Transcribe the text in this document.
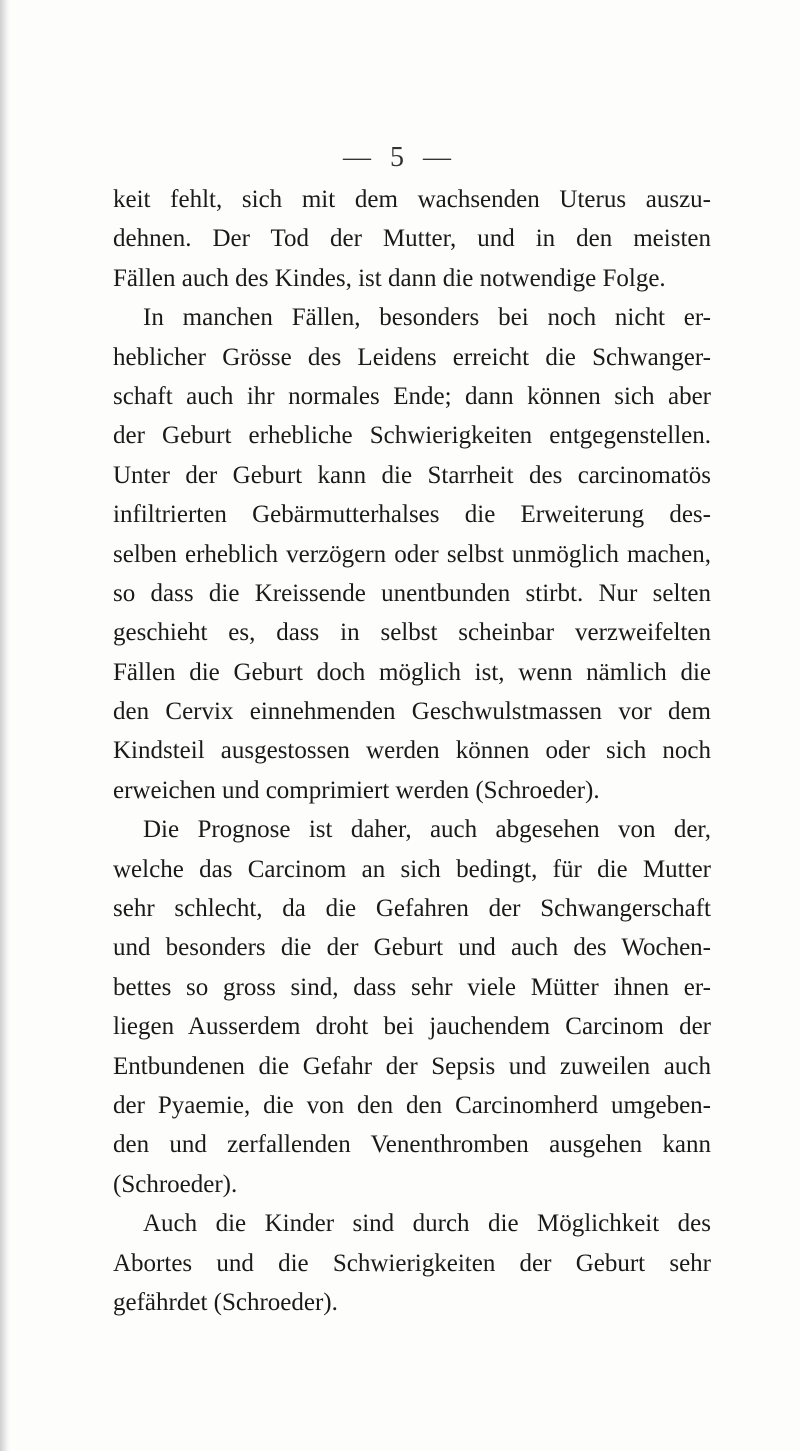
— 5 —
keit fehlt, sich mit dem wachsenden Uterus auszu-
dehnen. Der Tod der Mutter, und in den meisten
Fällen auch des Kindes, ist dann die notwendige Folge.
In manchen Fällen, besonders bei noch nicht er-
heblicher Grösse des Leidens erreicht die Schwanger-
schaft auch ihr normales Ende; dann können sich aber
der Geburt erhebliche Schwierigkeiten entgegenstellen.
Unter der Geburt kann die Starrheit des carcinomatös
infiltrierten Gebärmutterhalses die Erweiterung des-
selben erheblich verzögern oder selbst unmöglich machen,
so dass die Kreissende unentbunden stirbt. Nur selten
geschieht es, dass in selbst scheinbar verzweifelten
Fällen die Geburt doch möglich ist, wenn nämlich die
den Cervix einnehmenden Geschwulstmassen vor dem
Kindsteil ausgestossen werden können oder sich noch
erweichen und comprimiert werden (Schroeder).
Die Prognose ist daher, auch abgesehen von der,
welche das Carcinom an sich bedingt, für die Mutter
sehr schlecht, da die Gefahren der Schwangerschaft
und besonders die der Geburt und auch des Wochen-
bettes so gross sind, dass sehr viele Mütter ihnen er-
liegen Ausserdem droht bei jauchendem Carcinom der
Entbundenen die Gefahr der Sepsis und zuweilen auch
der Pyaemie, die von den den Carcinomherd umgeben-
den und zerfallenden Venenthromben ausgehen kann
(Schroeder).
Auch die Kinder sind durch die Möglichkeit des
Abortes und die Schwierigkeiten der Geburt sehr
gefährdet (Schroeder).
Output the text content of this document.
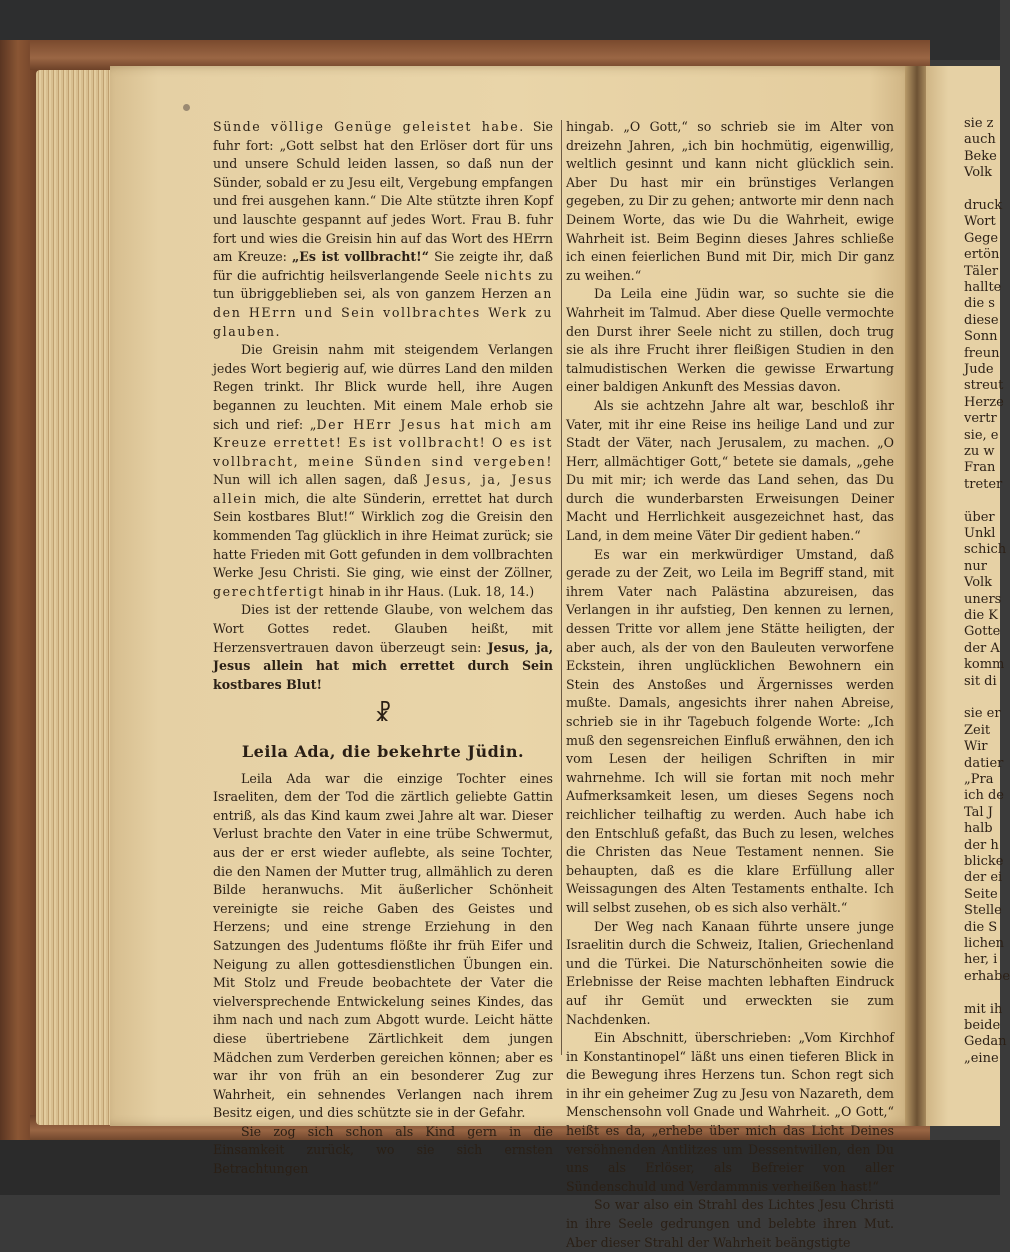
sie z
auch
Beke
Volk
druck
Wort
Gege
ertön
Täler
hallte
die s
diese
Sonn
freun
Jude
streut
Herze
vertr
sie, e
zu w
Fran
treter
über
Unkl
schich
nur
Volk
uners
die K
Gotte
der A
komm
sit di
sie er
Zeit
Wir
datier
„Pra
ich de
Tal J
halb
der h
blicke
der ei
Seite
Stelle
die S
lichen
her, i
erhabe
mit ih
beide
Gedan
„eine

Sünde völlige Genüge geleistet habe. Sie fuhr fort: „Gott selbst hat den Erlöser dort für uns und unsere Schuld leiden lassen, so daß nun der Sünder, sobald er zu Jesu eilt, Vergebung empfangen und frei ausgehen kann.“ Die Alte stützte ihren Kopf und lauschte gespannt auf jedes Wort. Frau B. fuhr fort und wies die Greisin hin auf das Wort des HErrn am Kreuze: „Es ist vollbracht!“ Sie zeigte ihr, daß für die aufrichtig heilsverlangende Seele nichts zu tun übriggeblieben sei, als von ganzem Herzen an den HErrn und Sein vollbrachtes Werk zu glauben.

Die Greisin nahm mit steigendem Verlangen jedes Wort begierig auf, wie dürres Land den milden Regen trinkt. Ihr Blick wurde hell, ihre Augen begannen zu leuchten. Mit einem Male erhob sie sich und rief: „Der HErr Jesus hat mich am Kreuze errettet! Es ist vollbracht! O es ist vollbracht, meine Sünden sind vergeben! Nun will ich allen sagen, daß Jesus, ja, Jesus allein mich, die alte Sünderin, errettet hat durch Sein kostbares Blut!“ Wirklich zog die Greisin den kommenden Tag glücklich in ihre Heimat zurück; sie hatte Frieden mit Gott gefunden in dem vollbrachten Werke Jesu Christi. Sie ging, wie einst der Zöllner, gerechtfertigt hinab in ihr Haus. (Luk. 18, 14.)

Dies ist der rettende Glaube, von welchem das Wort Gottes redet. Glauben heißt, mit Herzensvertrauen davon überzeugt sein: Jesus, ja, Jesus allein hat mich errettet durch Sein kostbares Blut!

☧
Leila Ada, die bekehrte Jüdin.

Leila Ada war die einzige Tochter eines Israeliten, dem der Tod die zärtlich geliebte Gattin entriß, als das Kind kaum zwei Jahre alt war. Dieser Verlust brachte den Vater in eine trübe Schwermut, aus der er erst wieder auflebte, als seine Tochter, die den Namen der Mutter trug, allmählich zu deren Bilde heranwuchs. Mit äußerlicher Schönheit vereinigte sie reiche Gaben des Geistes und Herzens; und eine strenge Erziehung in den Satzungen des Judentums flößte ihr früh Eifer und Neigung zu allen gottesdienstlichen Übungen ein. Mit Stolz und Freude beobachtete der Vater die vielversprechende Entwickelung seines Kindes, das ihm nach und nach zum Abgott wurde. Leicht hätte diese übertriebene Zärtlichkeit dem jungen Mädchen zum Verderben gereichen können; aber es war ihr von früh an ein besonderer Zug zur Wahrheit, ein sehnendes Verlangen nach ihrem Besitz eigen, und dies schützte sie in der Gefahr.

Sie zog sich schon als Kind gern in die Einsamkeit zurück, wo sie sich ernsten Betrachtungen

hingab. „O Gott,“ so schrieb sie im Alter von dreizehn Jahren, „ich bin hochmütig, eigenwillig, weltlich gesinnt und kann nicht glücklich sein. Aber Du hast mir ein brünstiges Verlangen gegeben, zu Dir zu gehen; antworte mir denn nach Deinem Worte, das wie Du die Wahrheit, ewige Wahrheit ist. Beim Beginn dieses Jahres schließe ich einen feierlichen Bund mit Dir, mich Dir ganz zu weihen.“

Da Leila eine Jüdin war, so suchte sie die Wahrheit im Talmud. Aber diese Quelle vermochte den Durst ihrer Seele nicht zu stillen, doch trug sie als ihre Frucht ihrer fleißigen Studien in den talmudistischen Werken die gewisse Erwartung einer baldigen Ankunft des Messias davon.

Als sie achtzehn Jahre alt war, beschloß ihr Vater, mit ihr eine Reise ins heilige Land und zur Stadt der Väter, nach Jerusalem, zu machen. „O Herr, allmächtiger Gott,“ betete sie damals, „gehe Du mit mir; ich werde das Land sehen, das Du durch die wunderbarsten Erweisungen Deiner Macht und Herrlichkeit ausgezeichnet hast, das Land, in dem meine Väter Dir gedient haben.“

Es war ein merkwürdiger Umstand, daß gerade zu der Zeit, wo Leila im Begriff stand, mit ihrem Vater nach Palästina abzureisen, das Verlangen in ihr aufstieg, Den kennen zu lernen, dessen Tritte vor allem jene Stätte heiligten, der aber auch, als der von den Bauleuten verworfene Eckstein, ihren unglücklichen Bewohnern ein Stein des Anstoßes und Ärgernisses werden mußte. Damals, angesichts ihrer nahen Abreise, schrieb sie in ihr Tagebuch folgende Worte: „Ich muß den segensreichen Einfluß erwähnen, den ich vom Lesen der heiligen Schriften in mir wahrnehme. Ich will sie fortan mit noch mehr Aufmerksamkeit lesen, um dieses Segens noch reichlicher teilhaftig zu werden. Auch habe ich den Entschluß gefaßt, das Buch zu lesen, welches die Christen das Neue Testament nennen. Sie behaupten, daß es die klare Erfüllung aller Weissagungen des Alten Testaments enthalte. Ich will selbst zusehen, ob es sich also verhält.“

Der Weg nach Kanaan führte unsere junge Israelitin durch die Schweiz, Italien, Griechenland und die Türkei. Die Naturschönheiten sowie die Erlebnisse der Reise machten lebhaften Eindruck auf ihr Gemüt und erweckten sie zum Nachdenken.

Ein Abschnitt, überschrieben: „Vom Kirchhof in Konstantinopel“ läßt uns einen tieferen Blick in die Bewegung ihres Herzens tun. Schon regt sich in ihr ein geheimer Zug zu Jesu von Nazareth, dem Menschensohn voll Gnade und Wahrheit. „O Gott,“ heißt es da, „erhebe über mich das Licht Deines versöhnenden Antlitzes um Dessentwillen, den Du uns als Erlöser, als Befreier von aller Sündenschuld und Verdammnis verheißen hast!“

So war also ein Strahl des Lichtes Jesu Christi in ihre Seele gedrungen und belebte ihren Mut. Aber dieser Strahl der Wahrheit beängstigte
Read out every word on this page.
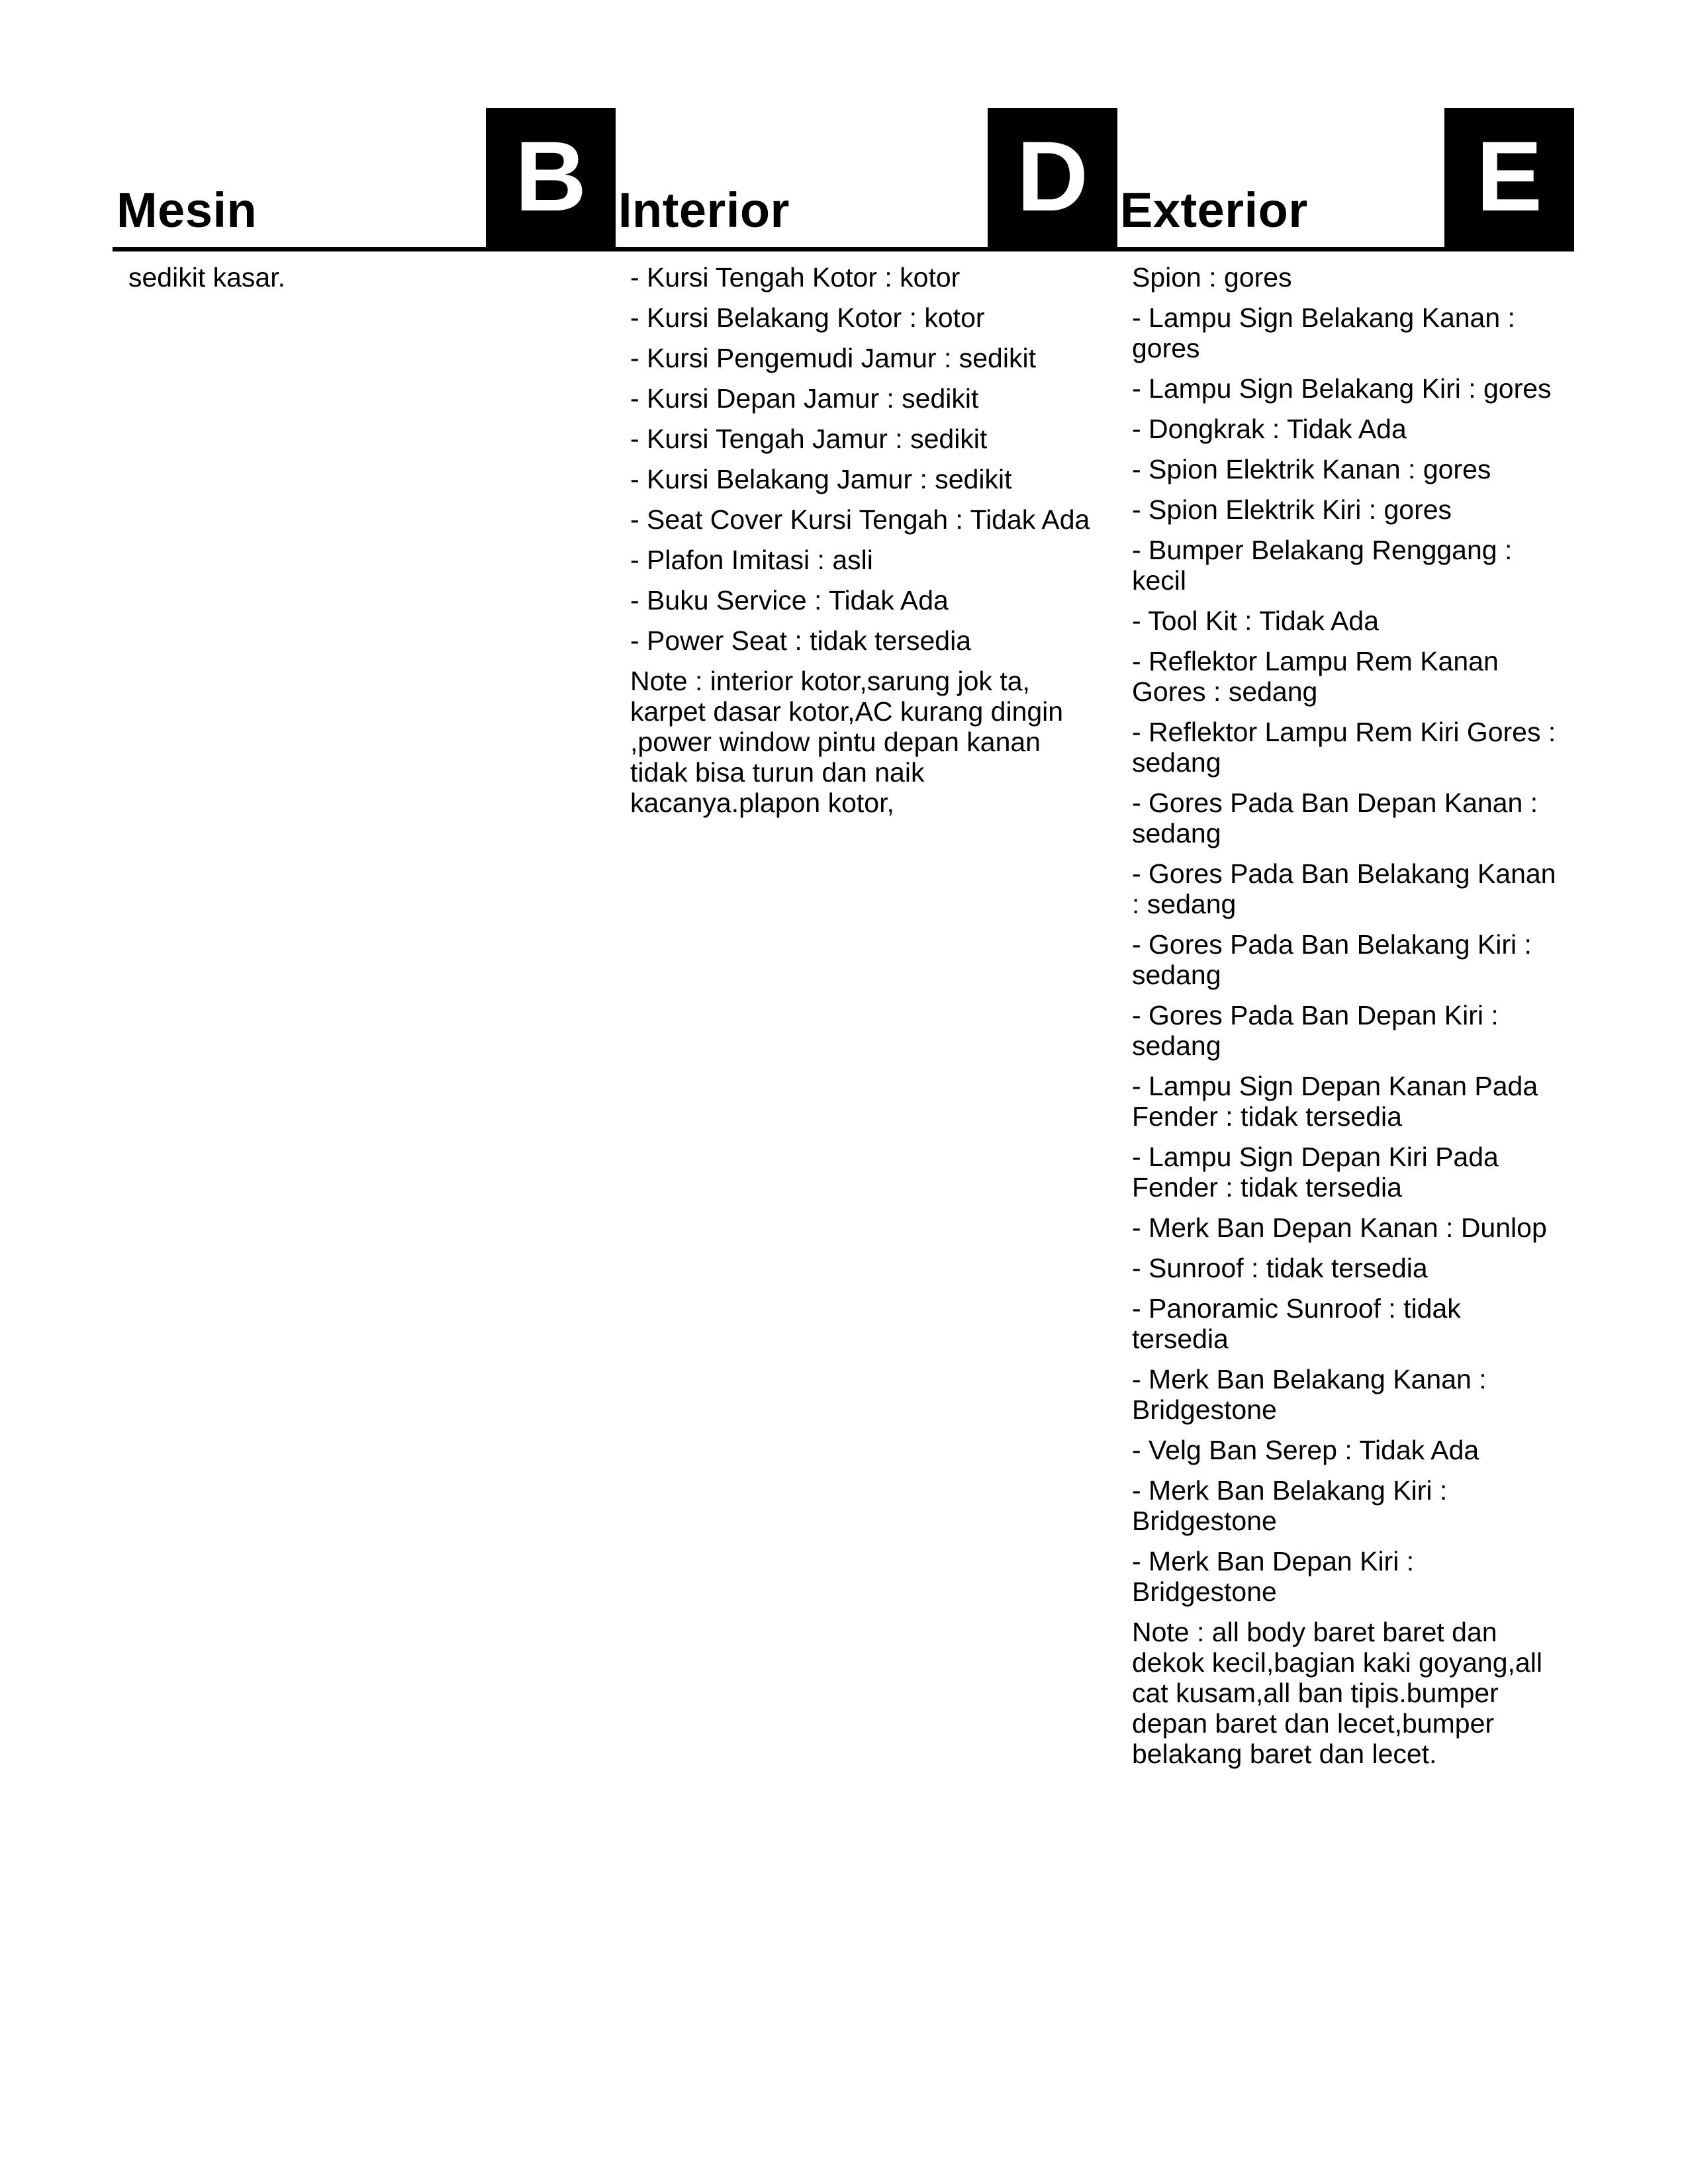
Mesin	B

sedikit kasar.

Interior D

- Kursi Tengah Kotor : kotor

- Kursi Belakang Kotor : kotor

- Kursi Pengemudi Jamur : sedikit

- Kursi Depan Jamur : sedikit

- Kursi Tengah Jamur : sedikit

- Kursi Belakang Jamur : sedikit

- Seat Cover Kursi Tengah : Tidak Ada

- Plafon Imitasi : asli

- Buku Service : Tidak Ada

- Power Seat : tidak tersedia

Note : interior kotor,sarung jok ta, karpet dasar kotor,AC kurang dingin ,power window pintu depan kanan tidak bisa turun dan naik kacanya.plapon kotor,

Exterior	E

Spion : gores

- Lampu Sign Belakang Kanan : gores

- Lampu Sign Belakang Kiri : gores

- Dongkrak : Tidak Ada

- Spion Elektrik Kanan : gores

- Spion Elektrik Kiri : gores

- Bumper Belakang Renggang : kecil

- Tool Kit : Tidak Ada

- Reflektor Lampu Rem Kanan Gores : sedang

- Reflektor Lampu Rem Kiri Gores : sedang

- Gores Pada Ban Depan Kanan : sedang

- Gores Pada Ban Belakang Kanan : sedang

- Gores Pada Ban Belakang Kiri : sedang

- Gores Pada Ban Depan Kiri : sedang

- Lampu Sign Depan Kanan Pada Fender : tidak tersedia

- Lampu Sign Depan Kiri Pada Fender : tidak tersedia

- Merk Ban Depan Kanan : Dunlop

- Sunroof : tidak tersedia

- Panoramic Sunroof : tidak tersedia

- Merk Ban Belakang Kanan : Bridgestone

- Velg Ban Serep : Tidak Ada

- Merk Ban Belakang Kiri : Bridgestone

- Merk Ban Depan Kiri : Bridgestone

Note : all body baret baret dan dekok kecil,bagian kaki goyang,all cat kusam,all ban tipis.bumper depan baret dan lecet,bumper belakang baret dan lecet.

REQUIRED WORK: Output the line that contains "Read out every word on this page." and every subsequent line through the end of the entries, exactly as given, without pictures.

SOLVED EXERCISE:
Read out every word on this page.
Mesin	B

sedikit kasar.

Interior D

- Kursi Tengah Kotor : kotor

- Kursi Belakang Kotor : kotor

- Kursi Pengemudi Jamur : sedikit

- Kursi Depan Jamur : sedikit

- Kursi Tengah Jamur : sedikit

- Kursi Belakang Jamur : sedikit

- Seat Cover Kursi Tengah : Tidak Ada

- Plafon Imitasi : asli

- Buku Service : Tidak Ada

- Power Seat : tidak tersedia

Note : interior kotor,sarung jok ta, karpet dasar kotor,AC kurang dingin ,power window pintu depan kanan tidak bisa turun dan naik kacanya.plapon kotor,

Exterior	E

Spion : gores

- Lampu Sign Belakang Kanan : gores

- Lampu Sign Belakang Kiri : gores

- Dongkrak : Tidak Ada

- Spion Elektrik Kanan : gores

- Spion Elektrik Kiri : gores

- Bumper Belakang Renggang : kecil

- Tool Kit : Tidak Ada

- Reflektor Lampu Rem Kanan Gores : sedang

- Reflektor Lampu Rem Kiri Gores : sedang

- Gores Pada Ban Depan Kanan : sedang

- Gores Pada Ban Belakang Kanan : sedang

- Gores Pada Ban Belakang Kiri : sedang

- Gores Pada Ban Depan Kiri : sedang

- Lampu Sign Depan Kanan Pada Fender : tidak tersedia

- Lampu Sign Depan Kiri Pada Fender : tidak tersedia

- Merk Ban Depan Kanan : Dunlop

- Sunroof : tidak tersedia

- Panoramic Sunroof : tidak tersedia

- Merk Ban Belakang Kanan : Bridgestone

- Velg Ban Serep : Tidak Ada

- Merk Ban Belakang Kiri : Bridgestone

- Merk Ban Depan Kiri : Bridgestone

Note : all body baret baret dan dekok kecil,bagian kaki goyang,all cat kusam,all ban tipis.bumper depan baret dan lecet,bumper belakang baret dan lecet.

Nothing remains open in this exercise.